-- TASK STATEMENT --
From the records below, extract all the text exactly and leave the images behind.

=-=-=-=-=

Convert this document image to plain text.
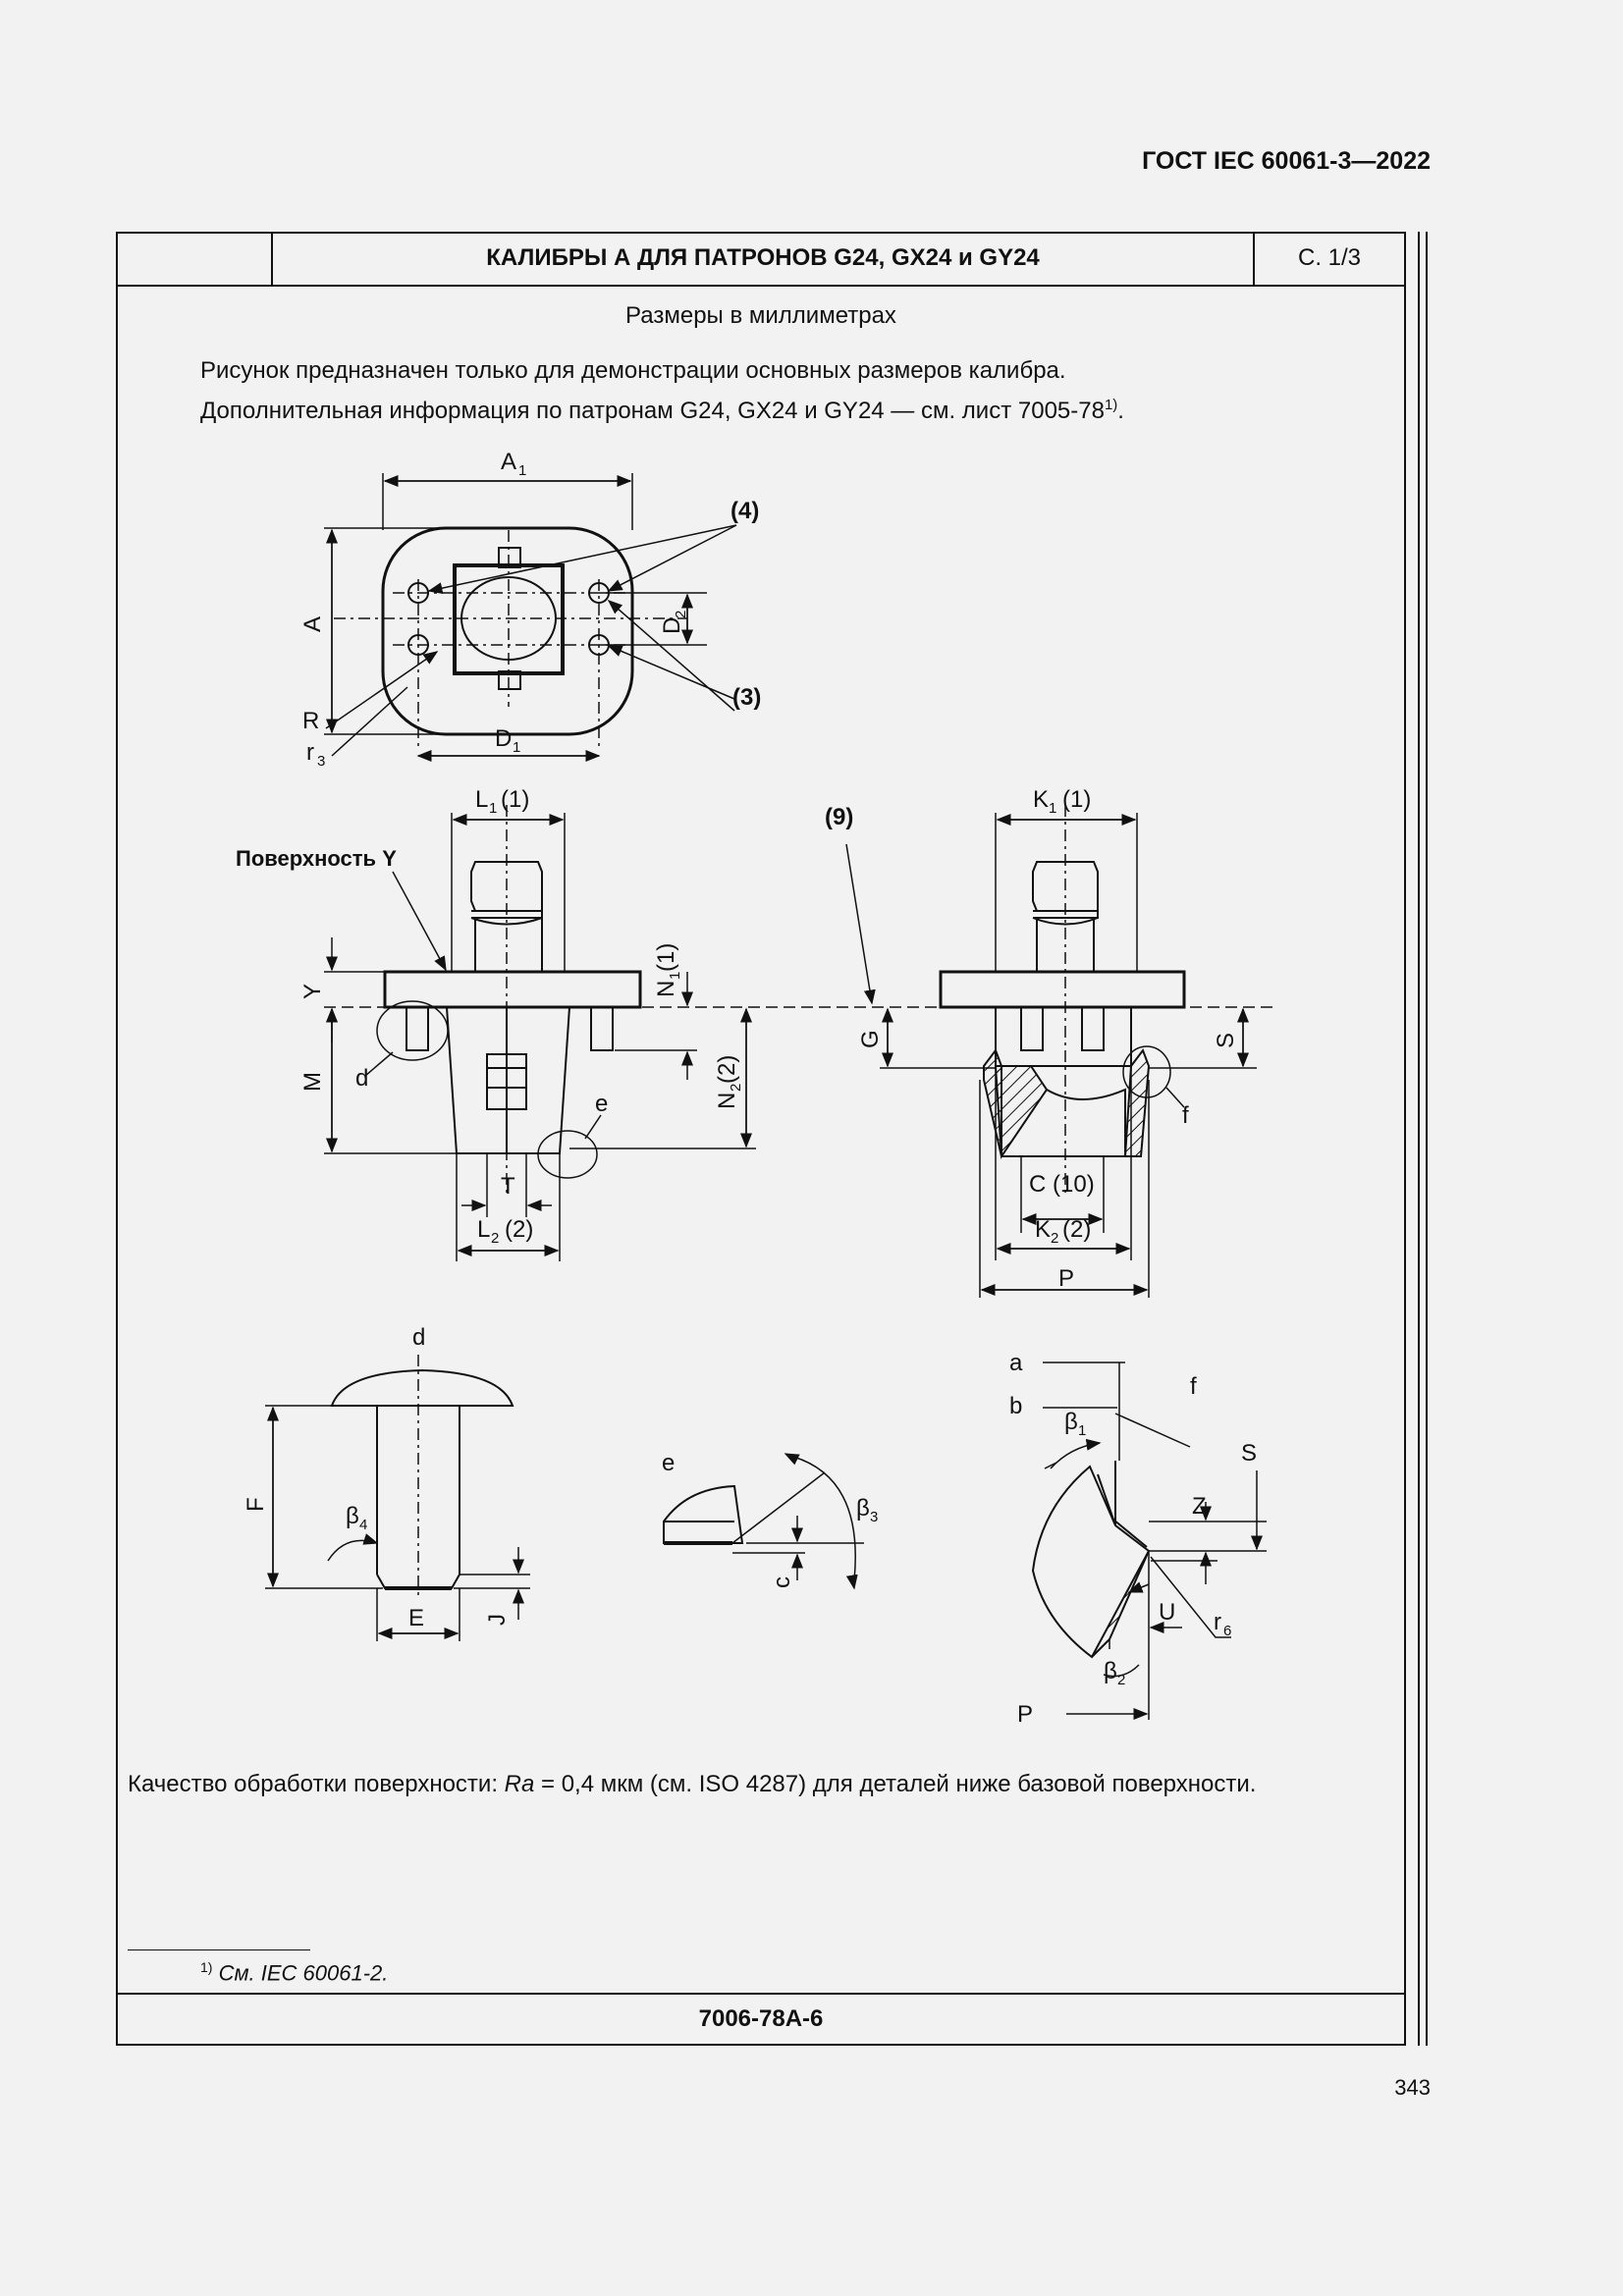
ГОСТ IEC 60061-3—2022
КАЛИБРЫ А ДЛЯ ПАТРОНОВ G24, GX24 и GY24	С. 1/3
Размеры в миллиметрах
Рисунок предназначен только для демонстрации основных размеров калибра.
Дополнительная информация по патронам G24, GX24 и GY24 — см. лист 7005-78$^{1)}$.
A 1
A	D
2
D 1
(4)
(3)
R
r 3
L 1 (1)
Поверхность Y
Y
M d
N
1
(1)
N
2
(2)
e
T
L 2 (2)
K 1 (1)
(9)
G	S
f
C (10)
K 2 (2)
P
d
F	β 4
E	J
e
β 3
c
f
a
b
β 1
S
Z
U r 6
β 2
P
Качество обработки поверхности: Ra = 0,4 мкм (см. ISO 4287) для деталей ниже базовой поверхности.
$^{1)}$ См. IEC 60061-2.
7006-78A-6
343
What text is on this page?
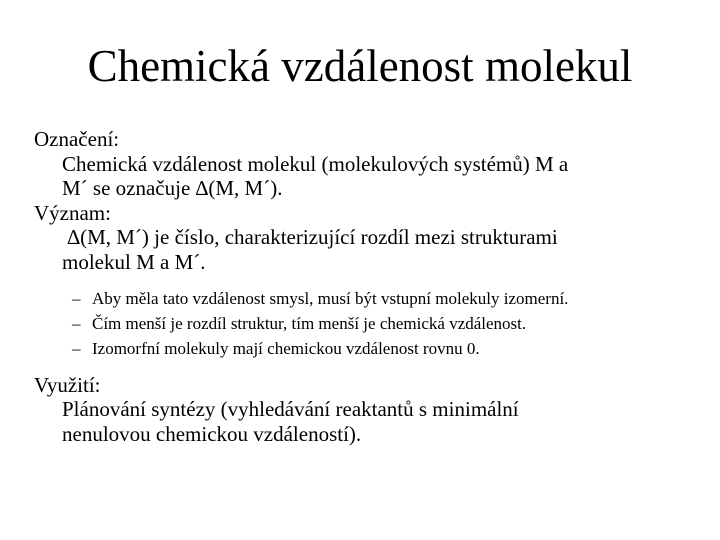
Chemická vzdálenost molekul

Označení:

Chemická vzdálenost molekul (molekulových systémů) M a

M´ se označuje ∆(M, M´).

Význam:

∆(M, M´) je číslo, charakterizující rozdíl mezi strukturami

molekul M a M´.

– Aby měla tato vzdálenost smysl, musí být vstupní molekuly izomerní.
– Čím menší je rozdíl struktur, tím menší je chemická vzdálenost.
– Izomorfní molekuly mají chemickou vzdálenost rovnu 0.

Využití:

Plánování syntézy (vyhledávání reaktantů s minimální

nenulovou chemickou vzdáleností).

=-=-=-=-=

-- FINISHED ANSWER --
Convert this document image to plain text.
ГОСТ IEC 60061-3—2022
КАЛИБРЫ А ДЛЯ ПАТРОНОВ G24, GX24 и GY24	С. 1/3
Размеры в миллиметрах
Рисунок предназначен только для демонстрации основных размеров калибра.
Дополнительная информация по патронам G24, GX24 и GY24 — см. лист 7005-78$^{1)}$.
A 1
A	D
2
D 1
(4)
(3)
R
r 3
L 1 (1)
Поверхность Y
Y
M d
N
1
(1)
N
2
(2)
e
T
L 2 (2)
K 1 (1)
(9)
G	S
f
C (10)
K 2 (2)
P
d
F	β 4
E	J
e
β 3
c
f
a
b
β 1
S
Z
U r 6
β 2
P
Качество обработки поверхности: Ra = 0,4 мкм (см. ISO 4287) для деталей ниже базовой поверхности.
$^{1)}$ См. IEC 60061-2.
7006-78A-6
343
What text is on this page?
Chemická vzdálenost molekul

Označení:

Chemická vzdálenost molekul (molekulových systémů) M a

M´ se označuje ∆(M, M´).

Význam:

∆(M, M´) je číslo, charakterizující rozdíl mezi strukturami

molekul M a M´.

– Aby měla tato vzdálenost smysl, musí být vstupní molekuly izomerní.
– Čím menší je rozdíl struktur, tím menší je chemická vzdálenost.
– Izomorfní molekuly mají chemickou vzdálenost rovnu 0.

Využití:

Plánování syntézy (vyhledávání reaktantů s minimální

nenulovou chemickou vzdáleností).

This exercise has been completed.